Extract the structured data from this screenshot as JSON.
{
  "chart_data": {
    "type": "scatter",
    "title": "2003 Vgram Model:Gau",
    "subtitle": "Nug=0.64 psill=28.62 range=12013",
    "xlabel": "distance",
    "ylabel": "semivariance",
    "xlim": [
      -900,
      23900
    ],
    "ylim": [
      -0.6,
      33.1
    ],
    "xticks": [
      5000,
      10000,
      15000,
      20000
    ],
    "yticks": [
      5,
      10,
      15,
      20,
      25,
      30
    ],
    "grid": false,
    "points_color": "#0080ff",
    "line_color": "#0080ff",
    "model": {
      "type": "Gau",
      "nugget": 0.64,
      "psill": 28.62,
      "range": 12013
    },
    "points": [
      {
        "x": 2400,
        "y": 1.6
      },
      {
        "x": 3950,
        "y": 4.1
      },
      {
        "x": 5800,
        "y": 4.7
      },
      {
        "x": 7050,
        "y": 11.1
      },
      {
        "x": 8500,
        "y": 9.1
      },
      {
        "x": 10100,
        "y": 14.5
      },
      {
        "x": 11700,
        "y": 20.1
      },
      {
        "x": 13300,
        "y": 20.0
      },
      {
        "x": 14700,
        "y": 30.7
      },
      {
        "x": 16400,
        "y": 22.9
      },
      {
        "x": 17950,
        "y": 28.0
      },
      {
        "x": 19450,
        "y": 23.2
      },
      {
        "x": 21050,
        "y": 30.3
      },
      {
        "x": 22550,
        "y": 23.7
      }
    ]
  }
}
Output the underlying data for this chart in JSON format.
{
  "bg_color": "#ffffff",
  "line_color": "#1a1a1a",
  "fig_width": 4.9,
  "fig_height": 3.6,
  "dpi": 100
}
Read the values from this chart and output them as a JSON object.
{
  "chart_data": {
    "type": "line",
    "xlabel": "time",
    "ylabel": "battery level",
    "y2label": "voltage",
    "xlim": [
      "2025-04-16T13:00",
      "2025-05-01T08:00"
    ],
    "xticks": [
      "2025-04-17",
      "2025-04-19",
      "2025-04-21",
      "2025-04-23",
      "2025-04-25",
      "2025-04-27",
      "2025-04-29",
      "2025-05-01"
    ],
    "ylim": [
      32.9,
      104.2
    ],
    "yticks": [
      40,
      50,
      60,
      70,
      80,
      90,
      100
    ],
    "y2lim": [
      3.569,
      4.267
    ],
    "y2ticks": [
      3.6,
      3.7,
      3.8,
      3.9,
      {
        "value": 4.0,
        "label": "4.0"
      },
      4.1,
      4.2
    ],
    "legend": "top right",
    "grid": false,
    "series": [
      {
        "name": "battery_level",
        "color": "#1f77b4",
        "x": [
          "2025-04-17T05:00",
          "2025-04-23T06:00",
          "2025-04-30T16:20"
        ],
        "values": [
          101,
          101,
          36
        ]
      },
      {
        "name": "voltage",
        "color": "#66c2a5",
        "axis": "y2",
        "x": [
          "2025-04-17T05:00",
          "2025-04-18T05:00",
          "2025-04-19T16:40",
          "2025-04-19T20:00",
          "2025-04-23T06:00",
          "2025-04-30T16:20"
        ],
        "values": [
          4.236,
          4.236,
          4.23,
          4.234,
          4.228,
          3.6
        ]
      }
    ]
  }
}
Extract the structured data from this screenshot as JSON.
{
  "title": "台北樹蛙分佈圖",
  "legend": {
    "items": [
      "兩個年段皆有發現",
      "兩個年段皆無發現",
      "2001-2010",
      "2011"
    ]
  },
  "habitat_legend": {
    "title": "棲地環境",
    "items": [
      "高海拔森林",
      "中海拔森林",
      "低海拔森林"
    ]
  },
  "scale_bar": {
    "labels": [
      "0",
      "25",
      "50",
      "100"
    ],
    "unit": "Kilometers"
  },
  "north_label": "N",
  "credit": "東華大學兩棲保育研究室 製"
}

» PROMPT
Pull out each record as written and restate it exactly.

» RESULT
Extract the structured data from this screenshot as JSON.
{
  "chart_data": {
    "type": "scatter",
    "title": "2003 Vgram Model:Gau",
    "subtitle": "Nug=0.64 psill=28.62 range=12013",
    "xlabel": "distance",
    "ylabel": "semivariance",
    "xlim": [
      -900,
      23900
    ],
    "ylim": [
      -0.6,
      33.1
    ],
    "xticks": [
      5000,
      10000,
      15000,
      20000
    ],
    "yticks": [
      5,
      10,
      15,
      20,
      25,
      30
    ],
    "grid": false,
    "points_color": "#0080ff",
    "line_color": "#0080ff",
    "model": {
      "type": "Gau",
      "nugget": 0.64,
      "psill": 28.62,
      "range": 12013
    },
    "points": [
      {
        "x": 2400,
        "y": 1.6
      },
      {
        "x": 3950,
        "y": 4.1
      },
      {
        "x": 5800,
        "y": 4.7
      },
      {
        "x": 7050,
        "y": 11.1
      },
      {
        "x": 8500,
        "y": 9.1
      },
      {
        "x": 10100,
        "y": 14.5
      },
      {
        "x": 11700,
        "y": 20.1
      },
      {
        "x": 13300,
        "y": 20.0
      },
      {
        "x": 14700,
        "y": 30.7
      },
      {
        "x": 16400,
        "y": 22.9
      },
      {
        "x": 17950,
        "y": 28.0
      },
      {
        "x": 19450,
        "y": 23.2
      },
      {
        "x": 21050,
        "y": 30.3
      },
      {
        "x": 22550,
        "y": 23.7
      }
    ]
  }
}
Output the underlying data for this chart in JSON format.
{
  "bg_color": "#ffffff",
  "line_color": "#1a1a1a",
  "fig_width": 4.9,
  "fig_height": 3.6,
  "dpi": 100
}
Read the values from this chart and output them as a JSON object.
{
  "chart_data": {
    "type": "line",
    "xlabel": "time",
    "ylabel": "battery level",
    "y2label": "voltage",
    "xlim": [
      "2025-04-16T13:00",
      "2025-05-01T08:00"
    ],
    "xticks": [
      "2025-04-17",
      "2025-04-19",
      "2025-04-21",
      "2025-04-23",
      "2025-04-25",
      "2025-04-27",
      "2025-04-29",
      "2025-05-01"
    ],
    "ylim": [
      32.9,
      104.2
    ],
    "yticks": [
      40,
      50,
      60,
      70,
      80,
      90,
      100
    ],
    "y2lim": [
      3.569,
      4.267
    ],
    "y2ticks": [
      3.6,
      3.7,
      3.8,
      3.9,
      {
        "value": 4.0,
        "label": "4.0"
      },
      4.1,
      4.2
    ],
    "legend": "top right",
    "grid": false,
    "series": [
      {
        "name": "battery_level",
        "color": "#1f77b4",
        "x": [
          "2025-04-17T05:00",
          "2025-04-23T06:00",
          "2025-04-30T16:20"
        ],
        "values": [
          101,
          101,
          36
        ]
      },
      {
        "name": "voltage",
        "color": "#66c2a5",
        "axis": "y2",
        "x": [
          "2025-04-17T05:00",
          "2025-04-18T05:00",
          "2025-04-19T16:40",
          "2025-04-19T20:00",
          "2025-04-23T06:00",
          "2025-04-30T16:20"
        ],
        "values": [
          4.236,
          4.236,
          4.23,
          4.234,
          4.228,
          3.6
        ]
      }
    ]
  }
}
Extract the structured data from this screenshot as JSON.
{
  "title": "台北樹蛙分佈圖",
  "legend": {
    "items": [
      "兩個年段皆有發現",
      "兩個年段皆無發現",
      "2001-2010",
      "2011"
    ]
  },
  "habitat_legend": {
    "title": "棲地環境",
    "items": [
      "高海拔森林",
      "中海拔森林",
      "低海拔森林"
    ]
  },
  "scale_bar": {
    "labels": [
      "0",
      "25",
      "50",
      "100"
    ],
    "unit": "Kilometers"
  },
  "north_label": "N",
  "credit": "東華大學兩棲保育研究室 製"
}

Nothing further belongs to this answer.